• _Aim of the task_
From the listing below, pull out all lines with "事件触发电路" in them.

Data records
»»
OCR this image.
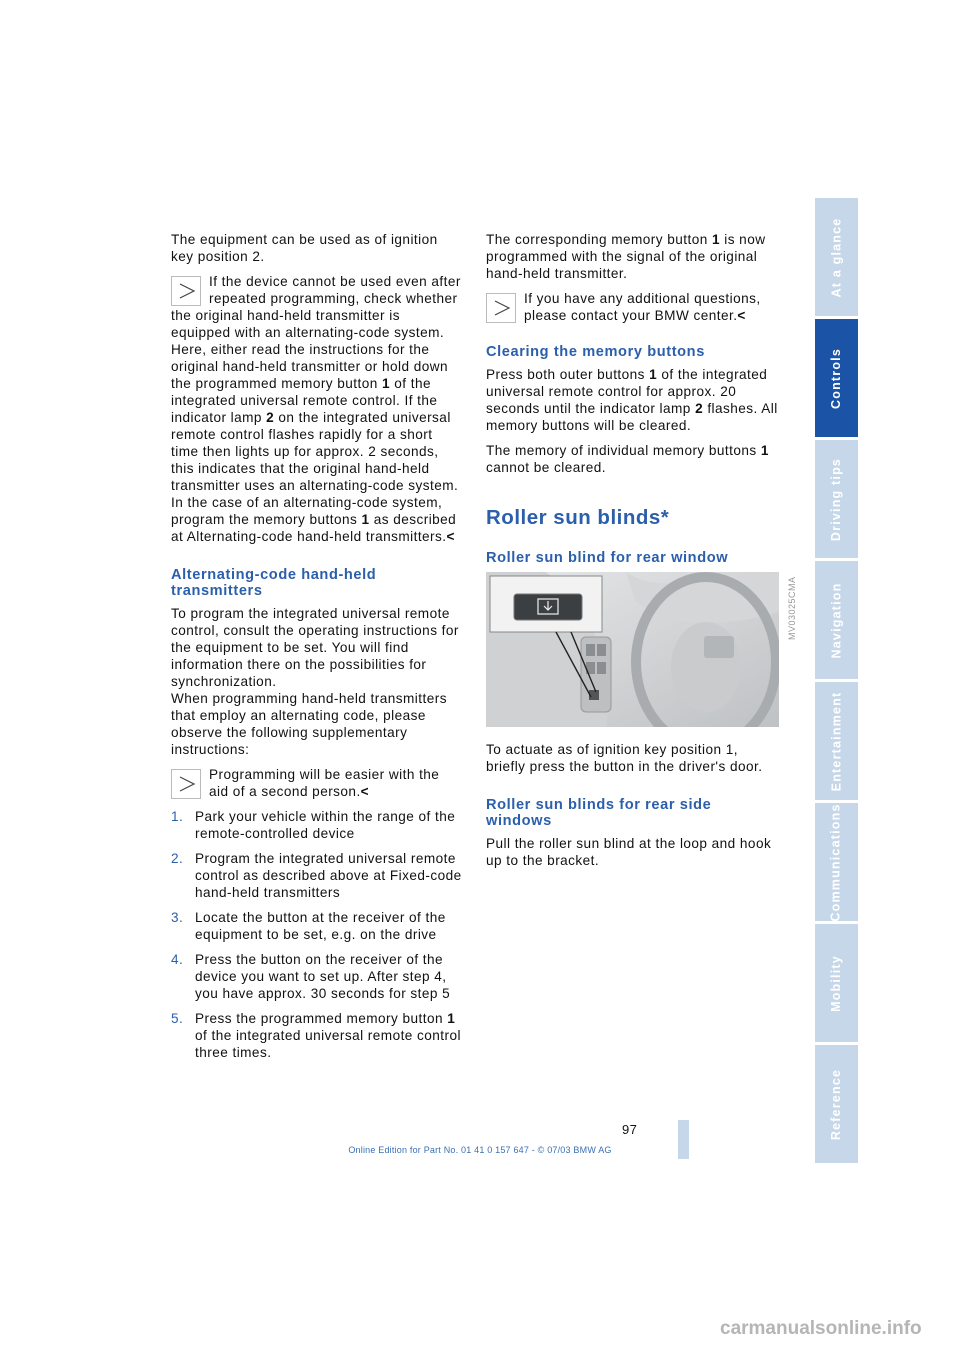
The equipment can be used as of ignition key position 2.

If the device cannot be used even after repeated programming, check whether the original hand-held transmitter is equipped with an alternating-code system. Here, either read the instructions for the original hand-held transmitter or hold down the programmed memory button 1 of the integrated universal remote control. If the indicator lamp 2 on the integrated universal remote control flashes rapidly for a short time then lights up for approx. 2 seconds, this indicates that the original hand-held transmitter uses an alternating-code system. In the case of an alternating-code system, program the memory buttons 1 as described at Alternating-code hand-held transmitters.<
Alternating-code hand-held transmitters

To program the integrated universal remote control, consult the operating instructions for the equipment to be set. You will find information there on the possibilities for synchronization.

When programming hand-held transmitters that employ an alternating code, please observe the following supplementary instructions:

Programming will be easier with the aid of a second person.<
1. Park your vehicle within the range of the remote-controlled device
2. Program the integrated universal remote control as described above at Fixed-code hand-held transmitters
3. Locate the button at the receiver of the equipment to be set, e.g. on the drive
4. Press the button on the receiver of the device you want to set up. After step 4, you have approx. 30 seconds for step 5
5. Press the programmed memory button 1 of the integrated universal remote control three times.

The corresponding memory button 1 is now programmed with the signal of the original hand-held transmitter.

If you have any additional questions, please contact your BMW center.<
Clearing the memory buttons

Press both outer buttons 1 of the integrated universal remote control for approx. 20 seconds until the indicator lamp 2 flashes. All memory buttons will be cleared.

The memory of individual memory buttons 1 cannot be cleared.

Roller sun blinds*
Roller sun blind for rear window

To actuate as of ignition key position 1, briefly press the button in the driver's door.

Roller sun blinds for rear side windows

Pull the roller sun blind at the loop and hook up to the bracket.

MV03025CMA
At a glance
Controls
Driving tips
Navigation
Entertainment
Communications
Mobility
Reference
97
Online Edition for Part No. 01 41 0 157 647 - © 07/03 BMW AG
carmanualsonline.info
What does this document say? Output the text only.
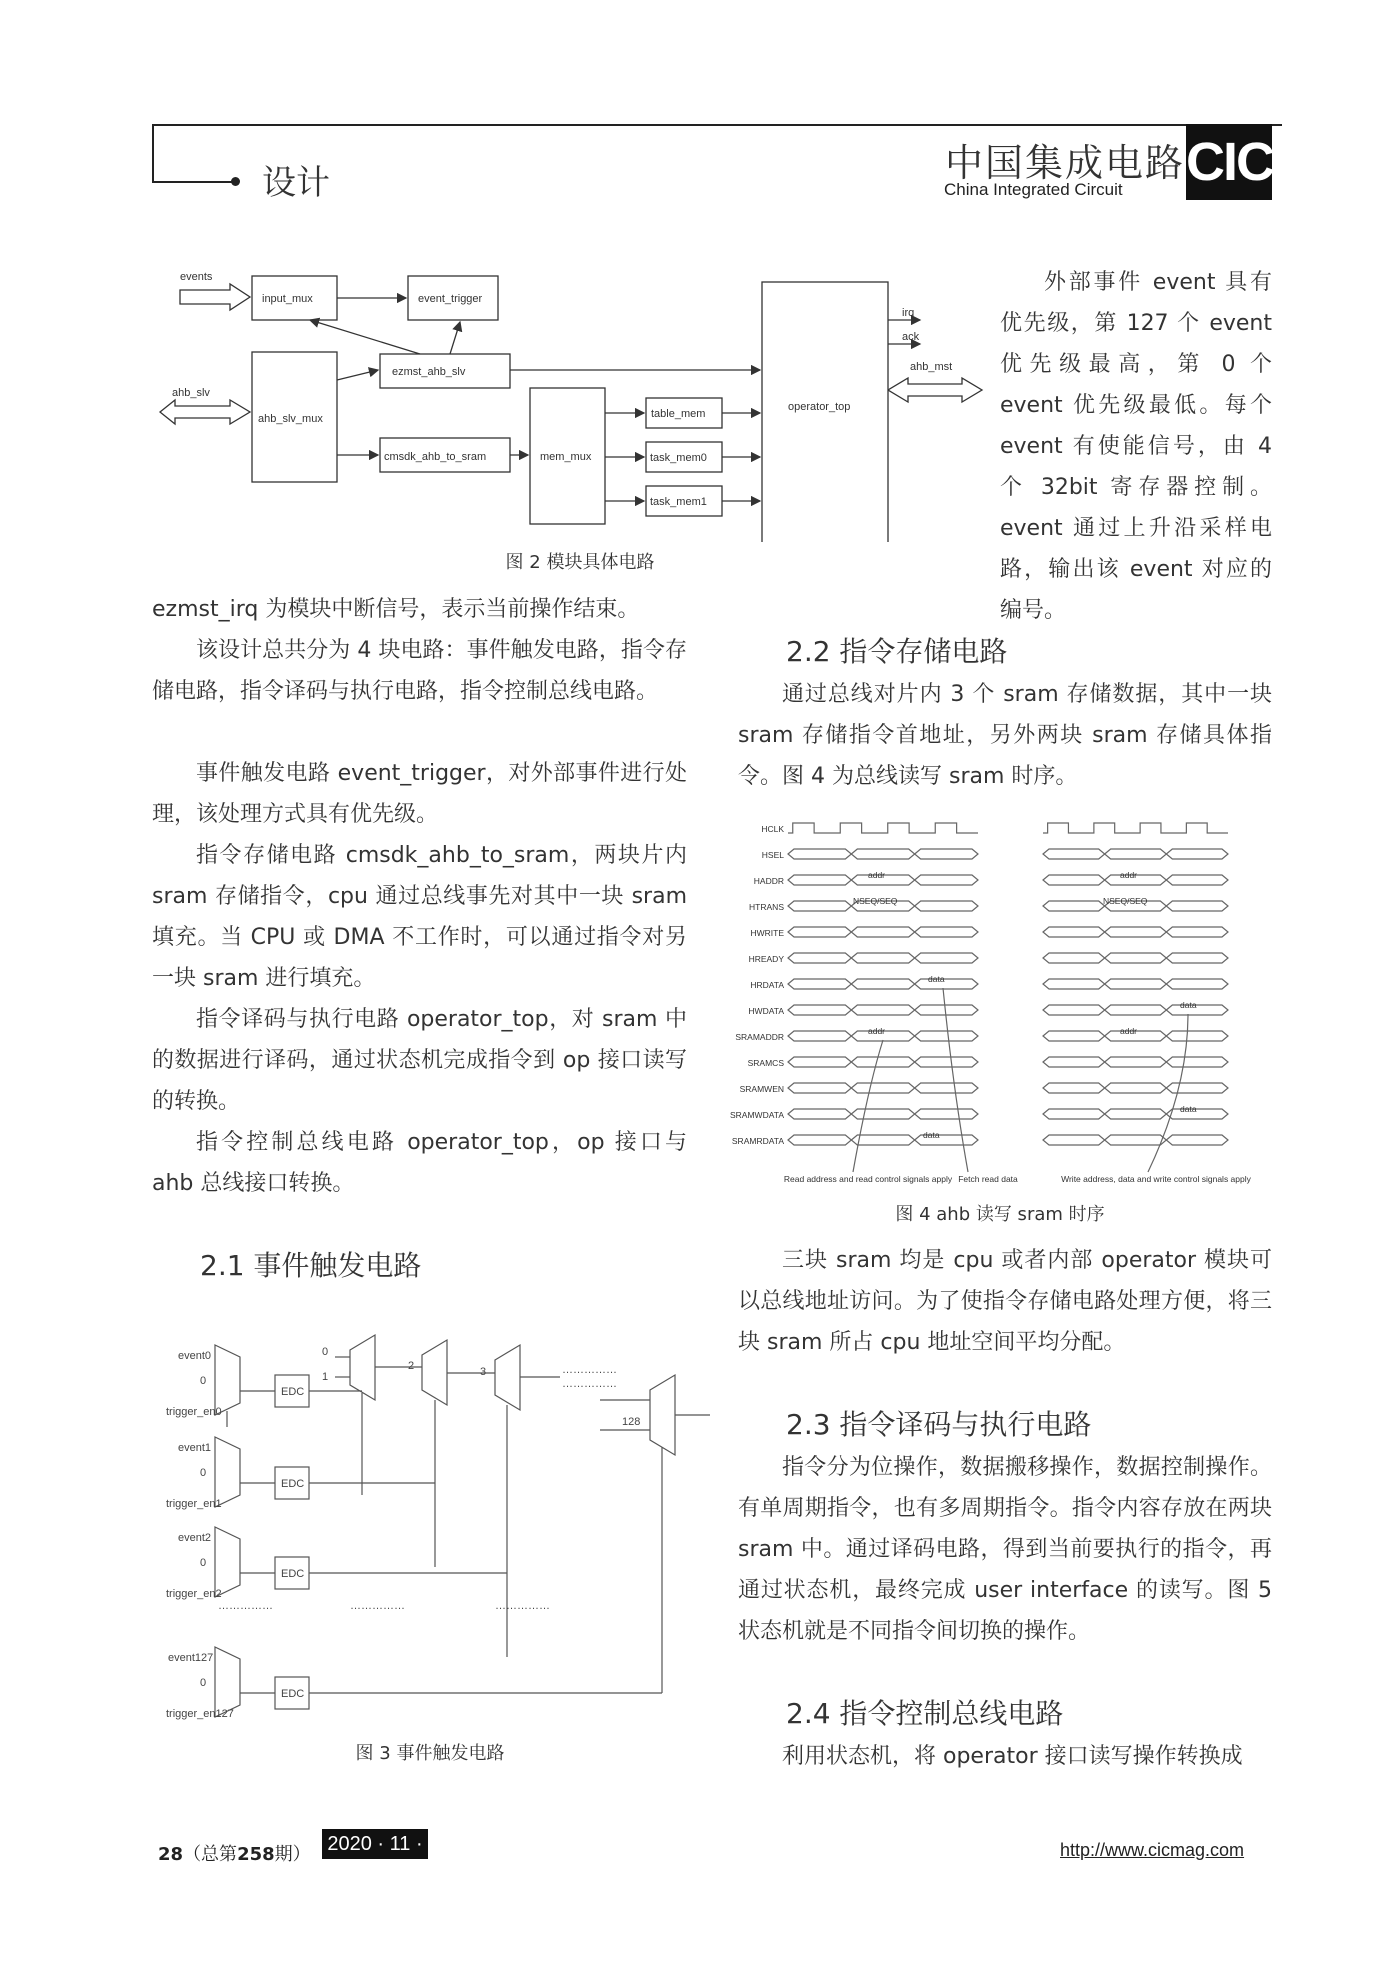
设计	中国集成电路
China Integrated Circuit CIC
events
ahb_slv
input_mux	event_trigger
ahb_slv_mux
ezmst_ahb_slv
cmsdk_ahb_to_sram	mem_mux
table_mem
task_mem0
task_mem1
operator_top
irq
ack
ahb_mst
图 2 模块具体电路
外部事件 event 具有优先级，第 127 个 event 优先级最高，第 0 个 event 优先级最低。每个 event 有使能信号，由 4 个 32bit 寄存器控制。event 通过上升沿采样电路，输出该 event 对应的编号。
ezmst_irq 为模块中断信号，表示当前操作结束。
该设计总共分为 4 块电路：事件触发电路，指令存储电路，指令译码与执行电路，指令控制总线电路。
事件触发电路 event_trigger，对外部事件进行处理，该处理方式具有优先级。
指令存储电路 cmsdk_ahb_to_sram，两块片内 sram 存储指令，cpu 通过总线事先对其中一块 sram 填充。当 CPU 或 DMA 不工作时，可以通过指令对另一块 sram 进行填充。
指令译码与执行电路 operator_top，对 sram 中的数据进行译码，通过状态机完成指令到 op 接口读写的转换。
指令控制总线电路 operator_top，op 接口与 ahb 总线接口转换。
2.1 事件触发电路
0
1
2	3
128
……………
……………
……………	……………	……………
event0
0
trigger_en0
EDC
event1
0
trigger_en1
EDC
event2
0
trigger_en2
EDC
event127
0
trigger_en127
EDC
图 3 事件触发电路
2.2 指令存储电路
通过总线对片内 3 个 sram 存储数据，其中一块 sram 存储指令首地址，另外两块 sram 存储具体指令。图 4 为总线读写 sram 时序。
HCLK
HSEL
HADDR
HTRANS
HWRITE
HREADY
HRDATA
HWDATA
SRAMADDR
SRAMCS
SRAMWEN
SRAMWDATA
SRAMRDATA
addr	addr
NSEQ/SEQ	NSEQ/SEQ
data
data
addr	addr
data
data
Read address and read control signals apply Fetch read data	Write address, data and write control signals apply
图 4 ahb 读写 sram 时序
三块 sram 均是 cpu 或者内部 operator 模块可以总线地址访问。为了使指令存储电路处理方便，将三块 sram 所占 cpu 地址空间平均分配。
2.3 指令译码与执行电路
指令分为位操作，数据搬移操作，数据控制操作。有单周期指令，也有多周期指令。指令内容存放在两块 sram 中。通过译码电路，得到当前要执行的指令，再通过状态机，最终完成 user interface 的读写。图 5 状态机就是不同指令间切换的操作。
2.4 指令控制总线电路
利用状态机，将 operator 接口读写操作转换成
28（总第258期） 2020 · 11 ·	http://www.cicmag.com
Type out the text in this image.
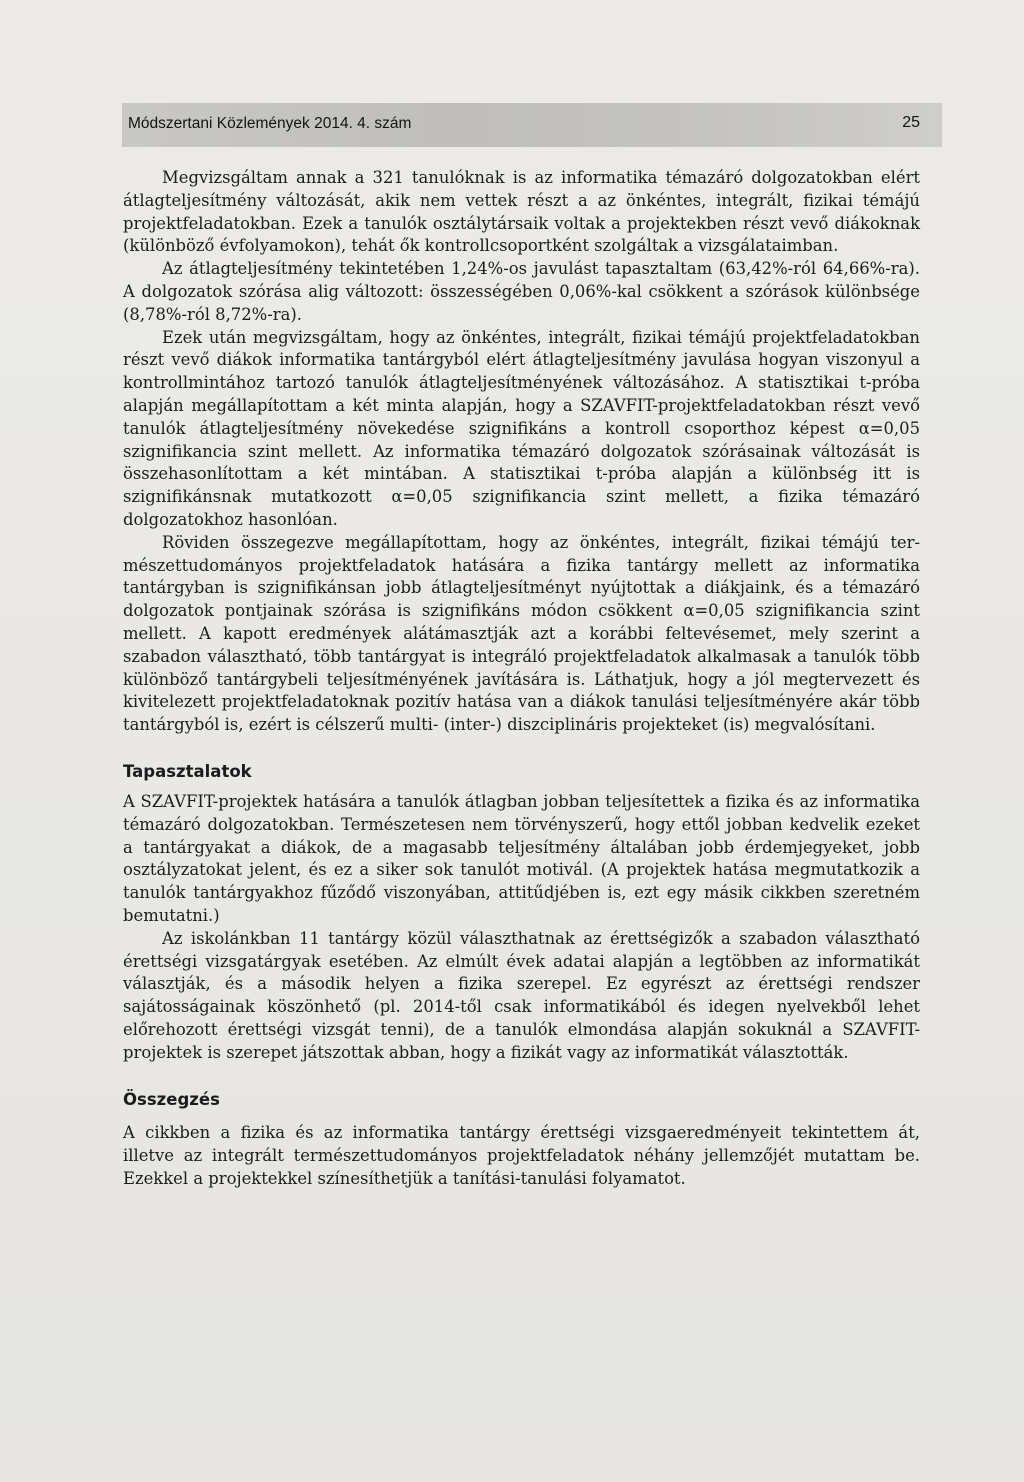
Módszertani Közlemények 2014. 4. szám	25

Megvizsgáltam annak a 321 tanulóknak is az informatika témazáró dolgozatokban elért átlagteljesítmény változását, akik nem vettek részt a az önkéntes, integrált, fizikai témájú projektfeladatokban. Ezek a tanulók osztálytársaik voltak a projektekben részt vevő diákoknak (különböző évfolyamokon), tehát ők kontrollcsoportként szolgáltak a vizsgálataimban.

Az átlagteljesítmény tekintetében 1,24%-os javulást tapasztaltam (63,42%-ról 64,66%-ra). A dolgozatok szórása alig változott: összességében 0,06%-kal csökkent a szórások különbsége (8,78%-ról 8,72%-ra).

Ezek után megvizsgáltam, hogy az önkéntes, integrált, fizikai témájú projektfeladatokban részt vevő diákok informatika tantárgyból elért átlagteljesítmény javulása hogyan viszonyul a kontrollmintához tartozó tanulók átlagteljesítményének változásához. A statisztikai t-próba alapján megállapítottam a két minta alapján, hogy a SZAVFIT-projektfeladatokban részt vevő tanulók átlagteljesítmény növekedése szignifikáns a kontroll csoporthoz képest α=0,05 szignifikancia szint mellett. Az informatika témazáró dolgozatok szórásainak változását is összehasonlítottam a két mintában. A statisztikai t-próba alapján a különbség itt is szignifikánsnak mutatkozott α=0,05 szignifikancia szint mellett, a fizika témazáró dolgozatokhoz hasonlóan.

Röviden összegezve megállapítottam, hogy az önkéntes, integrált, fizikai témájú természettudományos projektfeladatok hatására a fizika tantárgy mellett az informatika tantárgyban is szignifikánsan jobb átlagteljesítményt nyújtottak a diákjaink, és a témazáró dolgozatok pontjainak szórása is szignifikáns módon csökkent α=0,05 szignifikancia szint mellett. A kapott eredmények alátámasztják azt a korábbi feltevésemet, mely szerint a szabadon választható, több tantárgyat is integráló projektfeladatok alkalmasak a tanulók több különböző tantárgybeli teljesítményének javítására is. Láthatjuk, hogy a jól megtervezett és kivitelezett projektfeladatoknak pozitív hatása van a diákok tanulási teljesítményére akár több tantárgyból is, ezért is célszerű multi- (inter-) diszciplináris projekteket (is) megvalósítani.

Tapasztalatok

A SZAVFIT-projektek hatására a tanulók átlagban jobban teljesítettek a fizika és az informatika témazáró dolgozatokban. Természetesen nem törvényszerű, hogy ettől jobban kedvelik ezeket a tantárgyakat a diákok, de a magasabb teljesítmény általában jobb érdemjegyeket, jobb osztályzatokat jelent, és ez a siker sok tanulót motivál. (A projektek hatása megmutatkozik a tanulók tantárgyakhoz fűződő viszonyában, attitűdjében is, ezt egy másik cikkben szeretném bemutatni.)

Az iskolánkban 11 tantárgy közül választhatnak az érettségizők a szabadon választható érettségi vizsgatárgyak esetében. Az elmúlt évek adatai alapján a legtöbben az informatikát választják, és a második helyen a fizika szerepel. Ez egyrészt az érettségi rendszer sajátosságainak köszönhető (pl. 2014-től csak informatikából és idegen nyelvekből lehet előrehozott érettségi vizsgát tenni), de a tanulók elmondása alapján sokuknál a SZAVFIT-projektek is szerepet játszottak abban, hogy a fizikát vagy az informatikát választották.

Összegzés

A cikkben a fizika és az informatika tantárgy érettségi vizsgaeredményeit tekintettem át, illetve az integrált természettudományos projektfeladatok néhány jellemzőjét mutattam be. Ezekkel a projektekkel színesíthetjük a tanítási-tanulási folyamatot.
««
• _Response_
该设计总共分为 4 块电路：事件触发电路，指令存储电路，指令译码与执行电路，指令控制总线电路。
事件触发电路 event_trigger，对外部事件进行处理，该处理方式具有优先级。
2.1 事件触发电路
图 3 事件触发电路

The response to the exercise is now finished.